Ejercicios:
a. En el texto sobre José, ¿cuál era el único libro que tenían en el colegio?
b. Reescribe el texto sobre José desde "Y hoy la Palabra" hasta "por sus hermanos.", ambos incluidos, poniendo "sirviente" en lugar de "esclavo".

===== Texto proporcionado =====

Y hoy la Palabra de Dios nos pone la imagen de José, que es tipo de Cristo, así dicen los teólogos. Ese texto, a mí ahora, al escucharlo, me acordaba la primera vez que en el colegio escuché de un maestro gallego, en mi pueblo extremeño, y nos quedábamos boquiabiertos. Sólo teníamos un libro que era la enciclopedia. En nuestras casas, no había la Biblia. Y entonces, como niños nos quedamos boquiabiertos con esta historia sagrada de José. Preguntadle a vuestros hijos o a vuestros nietos si saben quién era José. Entonces José, que es entregado por sus hermanos, que es el hijo predilecto de Jacob, que se convierte en un esclavo de los ismaelitas, de los mercaderes, que es vendido después en Egipto, es el que se convierte en salvador, que es vendido como Cristo y que es rechazado por sus hermanos.

===== Extracto de datos =====

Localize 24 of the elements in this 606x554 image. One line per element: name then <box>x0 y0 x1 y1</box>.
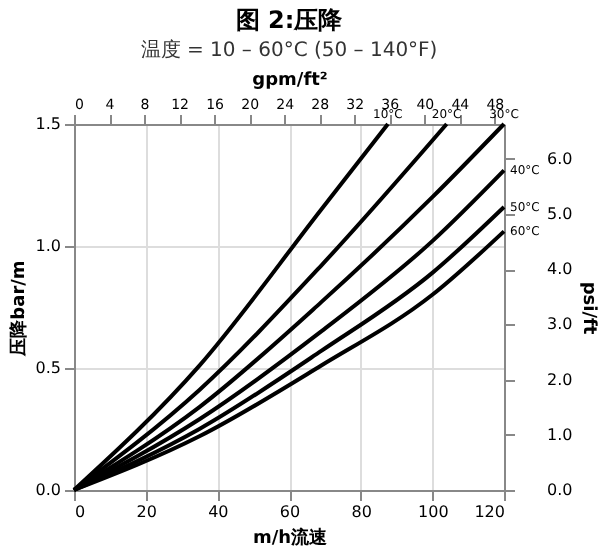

=====

Respuestas:
a. La enciclopedia.

b.
Y hoy la Palabra de Dios nos pone la imagen de José, que es tipo de Cristo, así dicen los teólogos. Ese texto, a mí ahora, al escucharlo, me acordaba la primera vez que en el colegio escuché de un maestro gallego, en mi pueblo extremeño, y nos quedábamos boquiabiertos. Sólo teníamos un libro que era la enciclopedia. En nuestras casas, no había la Biblia. Y entonces, como niños nos quedamos boquiabiertos con esta historia sagrada de José. Preguntadle a vuestros hijos o a vuestros nietos si saben quién era José. Entonces José, que es entregado por sus hermanos, que es el hijo predilecto de Jacob, que se convierte en un sirviente de los ismaelitas, de los mercaderes, que es vendido después en Egipto, es el que se convierte en salvador, que es vendido como Cristo y que es rechazado por sus hermanos.